Given request: Reproduce every entry exactly and leave its pictures out.

Entries shown:
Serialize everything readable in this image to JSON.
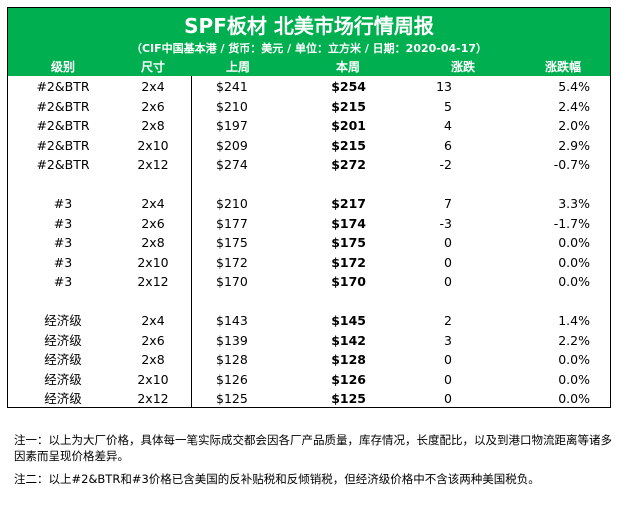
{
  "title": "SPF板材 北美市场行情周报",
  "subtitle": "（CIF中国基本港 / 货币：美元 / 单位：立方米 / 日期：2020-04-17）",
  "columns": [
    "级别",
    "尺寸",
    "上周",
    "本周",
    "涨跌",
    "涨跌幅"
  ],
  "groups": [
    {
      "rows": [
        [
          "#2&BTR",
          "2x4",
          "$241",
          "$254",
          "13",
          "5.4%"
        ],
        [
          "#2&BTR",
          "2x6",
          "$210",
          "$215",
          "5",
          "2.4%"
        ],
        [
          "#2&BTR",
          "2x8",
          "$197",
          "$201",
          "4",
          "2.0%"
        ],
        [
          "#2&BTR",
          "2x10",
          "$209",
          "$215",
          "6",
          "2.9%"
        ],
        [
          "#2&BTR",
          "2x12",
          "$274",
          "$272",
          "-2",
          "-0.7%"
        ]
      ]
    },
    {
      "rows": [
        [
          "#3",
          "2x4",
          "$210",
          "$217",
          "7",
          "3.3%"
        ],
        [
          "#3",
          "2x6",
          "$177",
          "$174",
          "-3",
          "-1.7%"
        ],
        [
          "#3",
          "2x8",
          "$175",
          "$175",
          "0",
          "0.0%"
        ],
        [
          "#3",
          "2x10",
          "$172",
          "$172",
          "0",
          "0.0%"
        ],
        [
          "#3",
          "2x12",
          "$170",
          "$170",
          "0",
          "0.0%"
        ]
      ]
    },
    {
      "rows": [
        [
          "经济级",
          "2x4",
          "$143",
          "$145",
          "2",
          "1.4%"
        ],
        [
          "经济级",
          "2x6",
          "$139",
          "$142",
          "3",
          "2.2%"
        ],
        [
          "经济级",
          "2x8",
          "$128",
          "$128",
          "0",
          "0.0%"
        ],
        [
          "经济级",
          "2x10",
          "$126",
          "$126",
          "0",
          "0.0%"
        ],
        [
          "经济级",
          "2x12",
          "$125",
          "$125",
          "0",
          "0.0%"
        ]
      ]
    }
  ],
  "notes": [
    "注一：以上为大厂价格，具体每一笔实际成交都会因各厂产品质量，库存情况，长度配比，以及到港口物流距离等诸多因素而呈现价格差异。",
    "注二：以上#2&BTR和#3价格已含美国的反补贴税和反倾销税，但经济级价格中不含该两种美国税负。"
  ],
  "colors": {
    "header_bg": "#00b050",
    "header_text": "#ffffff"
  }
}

Answer in full:
Serialize everything readable in this image to JSON.
{
  "title": "SPF板材 北美市场行情周报",
  "subtitle": "（CIF中国基本港 / 货币：美元 / 单位：立方米 / 日期：2020-04-17）",
  "columns": [
    "级别",
    "尺寸",
    "上周",
    "本周",
    "涨跌",
    "涨跌幅"
  ],
  "groups": [
    {
      "rows": [
        [
          "#2&BTR",
          "2x4",
          "$241",
          "$254",
          "13",
          "5.4%"
        ],
        [
          "#2&BTR",
          "2x6",
          "$210",
          "$215",
          "5",
          "2.4%"
        ],
        [
          "#2&BTR",
          "2x8",
          "$197",
          "$201",
          "4",
          "2.0%"
        ],
        [
          "#2&BTR",
          "2x10",
          "$209",
          "$215",
          "6",
          "2.9%"
        ],
        [
          "#2&BTR",
          "2x12",
          "$274",
          "$272",
          "-2",
          "-0.7%"
        ]
      ]
    },
    {
      "rows": [
        [
          "#3",
          "2x4",
          "$210",
          "$217",
          "7",
          "3.3%"
        ],
        [
          "#3",
          "2x6",
          "$177",
          "$174",
          "-3",
          "-1.7%"
        ],
        [
          "#3",
          "2x8",
          "$175",
          "$175",
          "0",
          "0.0%"
        ],
        [
          "#3",
          "2x10",
          "$172",
          "$172",
          "0",
          "0.0%"
        ],
        [
          "#3",
          "2x12",
          "$170",
          "$170",
          "0",
          "0.0%"
        ]
      ]
    },
    {
      "rows": [
        [
          "经济级",
          "2x4",
          "$143",
          "$145",
          "2",
          "1.4%"
        ],
        [
          "经济级",
          "2x6",
          "$139",
          "$142",
          "3",
          "2.2%"
        ],
        [
          "经济级",
          "2x8",
          "$128",
          "$128",
          "0",
          "0.0%"
        ],
        [
          "经济级",
          "2x10",
          "$126",
          "$126",
          "0",
          "0.0%"
        ],
        [
          "经济级",
          "2x12",
          "$125",
          "$125",
          "0",
          "0.0%"
        ]
      ]
    }
  ],
  "notes": [
    "注一：以上为大厂价格，具体每一笔实际成交都会因各厂产品质量，库存情况，长度配比，以及到港口物流距离等诸多因素而呈现价格差异。",
    "注二：以上#2&BTR和#3价格已含美国的反补贴税和反倾销税，但经济级价格中不含该两种美国税负。"
  ],
  "colors": {
    "header_bg": "#00b050",
    "header_text": "#ffffff"
  }
}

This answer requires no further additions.